### What to work on
In the passage on root-cause analysis, what share of errors does Cindy Oehmigen attribute to a problem with the process rather than the person?

Keep digging to ferret out the problems.
Some facilities feel daunted by the time that root-cause analysis requires or they view the process as too highfalutin. But "you can simplify a root-cause analysis," says Edythe Cassel Walters, MBA, RN, NHA. "It's doesn't have to take 60 hours to do."
Just keep asking, Why did this happen? For example, Why did the resident fall? Suppose your first answer turns out to be: "The nurse aide caring for him didn't use a two-person assist," as required, says Walters, director of LW Consulting in Harrisburg, PA.
The next question: Why? The facility was short-staffed on the day shift again. Why was it short-staffed? A couple of staff people keep calling in sick. Next question: Has anyone asked or addressed why they keep calling in sick?
Another trail of why's: The resident fell because the CNA didn't use a two-person assist, as the care plan directed. Why? The CNA didn't know what the care plan required. Why? The facility doesn't have a reliable way to keep CNAs up to date with care plan interventions. In addition, CNAs don't regularly care for the same residents.
"When errors occur, 95 percent of the time it's due to a problem with the process--not the person" who made the mistake, says Cindy Oehmigen, a process improvement consultant in Syracuse, NY.

Data records
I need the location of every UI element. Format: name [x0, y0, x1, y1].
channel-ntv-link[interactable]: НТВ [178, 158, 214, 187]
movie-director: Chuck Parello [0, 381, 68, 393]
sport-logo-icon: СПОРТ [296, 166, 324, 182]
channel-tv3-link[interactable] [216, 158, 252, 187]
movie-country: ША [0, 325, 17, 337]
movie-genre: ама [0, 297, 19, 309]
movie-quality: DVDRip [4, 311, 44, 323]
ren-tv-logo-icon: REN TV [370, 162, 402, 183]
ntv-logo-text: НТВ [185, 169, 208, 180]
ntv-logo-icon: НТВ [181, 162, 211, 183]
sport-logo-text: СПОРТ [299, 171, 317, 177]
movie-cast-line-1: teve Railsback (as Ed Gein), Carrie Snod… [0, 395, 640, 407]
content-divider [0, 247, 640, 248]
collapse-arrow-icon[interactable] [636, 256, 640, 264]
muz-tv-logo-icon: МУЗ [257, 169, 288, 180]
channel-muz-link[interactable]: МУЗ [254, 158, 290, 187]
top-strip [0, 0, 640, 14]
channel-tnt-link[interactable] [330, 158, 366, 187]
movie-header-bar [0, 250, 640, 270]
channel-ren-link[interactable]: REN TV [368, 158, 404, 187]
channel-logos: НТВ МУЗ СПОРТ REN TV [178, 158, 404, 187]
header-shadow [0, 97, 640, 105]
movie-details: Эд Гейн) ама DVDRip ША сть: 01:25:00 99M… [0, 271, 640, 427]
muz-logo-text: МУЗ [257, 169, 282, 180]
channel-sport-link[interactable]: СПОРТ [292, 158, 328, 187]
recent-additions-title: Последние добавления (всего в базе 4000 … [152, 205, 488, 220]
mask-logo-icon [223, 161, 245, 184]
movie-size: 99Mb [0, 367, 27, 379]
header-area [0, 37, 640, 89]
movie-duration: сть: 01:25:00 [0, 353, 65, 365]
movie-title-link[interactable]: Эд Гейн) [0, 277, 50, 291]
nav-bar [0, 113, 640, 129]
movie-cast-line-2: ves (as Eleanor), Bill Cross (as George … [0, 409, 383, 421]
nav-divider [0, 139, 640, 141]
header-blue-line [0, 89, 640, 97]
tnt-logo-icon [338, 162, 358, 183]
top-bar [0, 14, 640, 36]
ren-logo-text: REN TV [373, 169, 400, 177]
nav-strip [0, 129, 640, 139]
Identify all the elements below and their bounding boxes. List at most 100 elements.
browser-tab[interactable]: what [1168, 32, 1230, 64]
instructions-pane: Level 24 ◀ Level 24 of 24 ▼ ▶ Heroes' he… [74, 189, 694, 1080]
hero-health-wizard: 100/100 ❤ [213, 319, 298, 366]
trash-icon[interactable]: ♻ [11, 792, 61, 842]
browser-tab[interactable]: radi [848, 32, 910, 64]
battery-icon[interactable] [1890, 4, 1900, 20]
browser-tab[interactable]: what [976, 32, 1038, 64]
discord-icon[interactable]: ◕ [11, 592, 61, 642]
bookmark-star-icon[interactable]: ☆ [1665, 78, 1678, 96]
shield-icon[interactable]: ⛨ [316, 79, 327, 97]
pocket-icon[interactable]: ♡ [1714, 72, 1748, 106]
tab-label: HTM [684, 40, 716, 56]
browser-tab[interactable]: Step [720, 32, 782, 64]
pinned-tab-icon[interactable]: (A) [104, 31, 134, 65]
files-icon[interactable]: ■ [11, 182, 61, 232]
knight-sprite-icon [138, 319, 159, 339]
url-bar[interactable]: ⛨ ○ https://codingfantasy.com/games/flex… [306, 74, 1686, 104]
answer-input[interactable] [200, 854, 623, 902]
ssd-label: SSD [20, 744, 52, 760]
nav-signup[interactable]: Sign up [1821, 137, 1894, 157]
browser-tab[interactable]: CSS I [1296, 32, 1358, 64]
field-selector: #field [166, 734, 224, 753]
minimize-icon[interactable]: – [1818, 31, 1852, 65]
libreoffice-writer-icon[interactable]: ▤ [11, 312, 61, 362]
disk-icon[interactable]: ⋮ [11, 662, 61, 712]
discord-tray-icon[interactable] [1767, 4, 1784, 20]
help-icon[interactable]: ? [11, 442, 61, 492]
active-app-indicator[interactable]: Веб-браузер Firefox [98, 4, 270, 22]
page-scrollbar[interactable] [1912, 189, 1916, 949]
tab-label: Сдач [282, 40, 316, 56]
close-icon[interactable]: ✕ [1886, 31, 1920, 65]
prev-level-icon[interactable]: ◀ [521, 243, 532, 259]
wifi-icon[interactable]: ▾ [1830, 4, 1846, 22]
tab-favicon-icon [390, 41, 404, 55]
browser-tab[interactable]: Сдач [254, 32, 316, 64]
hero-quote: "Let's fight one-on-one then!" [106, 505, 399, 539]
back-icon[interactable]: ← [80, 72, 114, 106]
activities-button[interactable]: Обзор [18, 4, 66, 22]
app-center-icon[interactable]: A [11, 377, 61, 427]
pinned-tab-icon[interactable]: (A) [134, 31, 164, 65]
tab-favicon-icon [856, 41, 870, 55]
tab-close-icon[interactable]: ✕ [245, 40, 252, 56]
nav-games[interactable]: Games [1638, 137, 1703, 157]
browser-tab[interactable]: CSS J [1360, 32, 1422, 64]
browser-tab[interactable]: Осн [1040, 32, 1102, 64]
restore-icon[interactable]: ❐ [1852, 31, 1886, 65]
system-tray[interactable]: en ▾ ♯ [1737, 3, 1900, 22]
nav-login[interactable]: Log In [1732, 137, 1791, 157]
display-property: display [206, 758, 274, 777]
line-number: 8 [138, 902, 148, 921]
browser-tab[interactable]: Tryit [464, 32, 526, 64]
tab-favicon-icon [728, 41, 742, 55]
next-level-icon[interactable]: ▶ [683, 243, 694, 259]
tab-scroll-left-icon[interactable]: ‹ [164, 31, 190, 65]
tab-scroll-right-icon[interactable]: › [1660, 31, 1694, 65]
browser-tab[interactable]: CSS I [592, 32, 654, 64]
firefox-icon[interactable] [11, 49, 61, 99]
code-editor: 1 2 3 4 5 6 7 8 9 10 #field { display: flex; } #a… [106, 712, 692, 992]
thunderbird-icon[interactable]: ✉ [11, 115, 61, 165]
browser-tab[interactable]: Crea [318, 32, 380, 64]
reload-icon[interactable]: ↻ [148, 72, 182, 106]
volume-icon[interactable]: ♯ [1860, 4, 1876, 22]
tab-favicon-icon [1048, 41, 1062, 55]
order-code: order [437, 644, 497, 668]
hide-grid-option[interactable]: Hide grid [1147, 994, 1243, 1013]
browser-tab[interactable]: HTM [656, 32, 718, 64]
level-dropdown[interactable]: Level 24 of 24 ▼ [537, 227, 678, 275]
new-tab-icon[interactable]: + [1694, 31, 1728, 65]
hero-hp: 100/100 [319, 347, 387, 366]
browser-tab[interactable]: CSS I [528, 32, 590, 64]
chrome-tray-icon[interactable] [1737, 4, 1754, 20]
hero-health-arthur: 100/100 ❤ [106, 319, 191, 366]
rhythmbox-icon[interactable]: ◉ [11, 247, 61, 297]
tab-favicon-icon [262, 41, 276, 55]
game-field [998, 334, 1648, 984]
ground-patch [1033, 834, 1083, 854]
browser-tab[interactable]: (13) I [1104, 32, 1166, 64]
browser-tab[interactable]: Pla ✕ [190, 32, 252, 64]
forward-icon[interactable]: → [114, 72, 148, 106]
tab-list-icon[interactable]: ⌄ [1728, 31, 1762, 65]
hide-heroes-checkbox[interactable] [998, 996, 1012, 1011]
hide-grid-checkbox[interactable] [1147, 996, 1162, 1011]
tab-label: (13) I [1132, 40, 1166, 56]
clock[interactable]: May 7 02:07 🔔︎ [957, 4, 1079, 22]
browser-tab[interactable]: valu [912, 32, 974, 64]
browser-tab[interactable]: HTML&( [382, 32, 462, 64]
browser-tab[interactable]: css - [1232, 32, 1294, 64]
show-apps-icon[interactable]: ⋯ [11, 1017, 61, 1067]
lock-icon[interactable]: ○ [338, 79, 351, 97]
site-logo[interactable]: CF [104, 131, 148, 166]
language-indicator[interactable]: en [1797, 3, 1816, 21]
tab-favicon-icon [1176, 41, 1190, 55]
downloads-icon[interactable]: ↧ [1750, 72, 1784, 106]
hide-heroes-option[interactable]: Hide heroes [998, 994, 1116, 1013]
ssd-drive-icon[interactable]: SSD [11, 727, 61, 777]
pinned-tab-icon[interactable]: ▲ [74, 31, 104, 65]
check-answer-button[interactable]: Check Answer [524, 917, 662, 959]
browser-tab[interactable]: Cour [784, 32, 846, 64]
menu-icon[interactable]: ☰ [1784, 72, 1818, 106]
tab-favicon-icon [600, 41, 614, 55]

### Result of this task
95 percent